Aim
Rewrite the lines below, swapping each occurrence of "coat-button" for "coat-snap" and keeping everything else unchanged.

Items
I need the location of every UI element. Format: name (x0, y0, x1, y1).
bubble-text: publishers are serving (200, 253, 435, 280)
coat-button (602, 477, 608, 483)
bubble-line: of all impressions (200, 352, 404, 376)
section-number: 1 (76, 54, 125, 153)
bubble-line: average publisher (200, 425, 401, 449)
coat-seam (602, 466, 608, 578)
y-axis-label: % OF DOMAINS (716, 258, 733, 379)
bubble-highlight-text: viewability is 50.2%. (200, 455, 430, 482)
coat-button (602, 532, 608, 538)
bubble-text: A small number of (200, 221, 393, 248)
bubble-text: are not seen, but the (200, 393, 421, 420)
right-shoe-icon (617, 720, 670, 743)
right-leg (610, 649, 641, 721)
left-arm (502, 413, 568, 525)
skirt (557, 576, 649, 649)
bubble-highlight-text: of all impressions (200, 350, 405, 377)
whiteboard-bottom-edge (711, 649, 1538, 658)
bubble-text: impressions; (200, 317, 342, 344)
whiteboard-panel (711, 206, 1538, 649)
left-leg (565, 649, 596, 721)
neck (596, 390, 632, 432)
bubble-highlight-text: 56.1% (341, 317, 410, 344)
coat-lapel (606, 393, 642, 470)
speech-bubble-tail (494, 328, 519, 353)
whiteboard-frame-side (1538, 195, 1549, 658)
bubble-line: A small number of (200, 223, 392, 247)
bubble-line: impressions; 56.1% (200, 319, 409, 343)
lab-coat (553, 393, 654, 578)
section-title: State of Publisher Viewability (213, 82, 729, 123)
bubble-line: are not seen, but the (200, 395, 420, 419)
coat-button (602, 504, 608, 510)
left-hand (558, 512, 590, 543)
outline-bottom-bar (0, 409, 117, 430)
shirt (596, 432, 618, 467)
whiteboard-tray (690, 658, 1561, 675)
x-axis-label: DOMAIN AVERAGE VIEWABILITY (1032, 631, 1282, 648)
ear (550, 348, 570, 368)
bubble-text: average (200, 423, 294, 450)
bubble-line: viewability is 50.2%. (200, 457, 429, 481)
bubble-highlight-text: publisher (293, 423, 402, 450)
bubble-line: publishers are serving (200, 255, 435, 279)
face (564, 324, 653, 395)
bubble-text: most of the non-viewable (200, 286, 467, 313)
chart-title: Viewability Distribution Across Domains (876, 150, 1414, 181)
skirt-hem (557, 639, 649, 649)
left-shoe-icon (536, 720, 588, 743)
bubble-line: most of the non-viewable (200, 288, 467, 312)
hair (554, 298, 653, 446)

Final answer
I need the location of every UI element. Format: name (x0, y0, x1, y1).
bubble-text: publishers are serving (200, 253, 435, 280)
coat-snap (602, 477, 608, 483)
bubble-line: of all impressions (200, 352, 404, 376)
section-number: 1 (76, 54, 125, 153)
bubble-line: average publisher (200, 425, 401, 449)
coat-seam (602, 466, 608, 578)
y-axis-label: % OF DOMAINS (716, 258, 733, 379)
bubble-highlight-text: viewability is 50.2%. (200, 455, 430, 482)
coat-snap (602, 532, 608, 538)
bubble-text: A small number of (200, 221, 393, 248)
bubble-text: are not seen, but the (200, 393, 421, 420)
right-shoe-icon (617, 720, 670, 743)
right-leg (610, 649, 641, 721)
left-arm (502, 413, 568, 525)
skirt (557, 576, 649, 649)
bubble-highlight-text: of all impressions (200, 350, 405, 377)
whiteboard-bottom-edge (711, 649, 1538, 658)
bubble-text: impressions; (200, 317, 342, 344)
whiteboard-panel (711, 206, 1538, 649)
left-leg (565, 649, 596, 721)
neck (596, 390, 632, 432)
bubble-highlight-text: 56.1% (341, 317, 410, 344)
coat-lapel (606, 393, 642, 470)
speech-bubble-tail (494, 328, 519, 353)
whiteboard-frame-side (1538, 195, 1549, 658)
bubble-line: A small number of (200, 223, 392, 247)
bubble-line: impressions; 56.1% (200, 319, 409, 343)
lab-coat (553, 393, 654, 578)
section-title: State of Publisher Viewability (213, 82, 729, 123)
bubble-line: are not seen, but the (200, 395, 420, 419)
coat-snap (602, 504, 608, 510)
left-hand (558, 512, 590, 543)
outline-bottom-bar (0, 409, 117, 430)
shirt (596, 432, 618, 467)
whiteboard-tray (690, 658, 1561, 675)
x-axis-label: DOMAIN AVERAGE VIEWABILITY (1032, 631, 1282, 648)
ear (550, 348, 570, 368)
bubble-text: average (200, 423, 294, 450)
bubble-line: viewability is 50.2%. (200, 457, 429, 481)
bubble-highlight-text: publisher (293, 423, 402, 450)
bubble-line: publishers are serving (200, 255, 435, 279)
face (564, 324, 653, 395)
bubble-text: most of the non-viewable (200, 286, 467, 313)
chart-title: Viewability Distribution Across Domains (876, 150, 1414, 181)
skirt-hem (557, 639, 649, 649)
left-shoe-icon (536, 720, 588, 743)
bubble-line: most of the non-viewable (200, 288, 467, 312)
hair (554, 298, 653, 446)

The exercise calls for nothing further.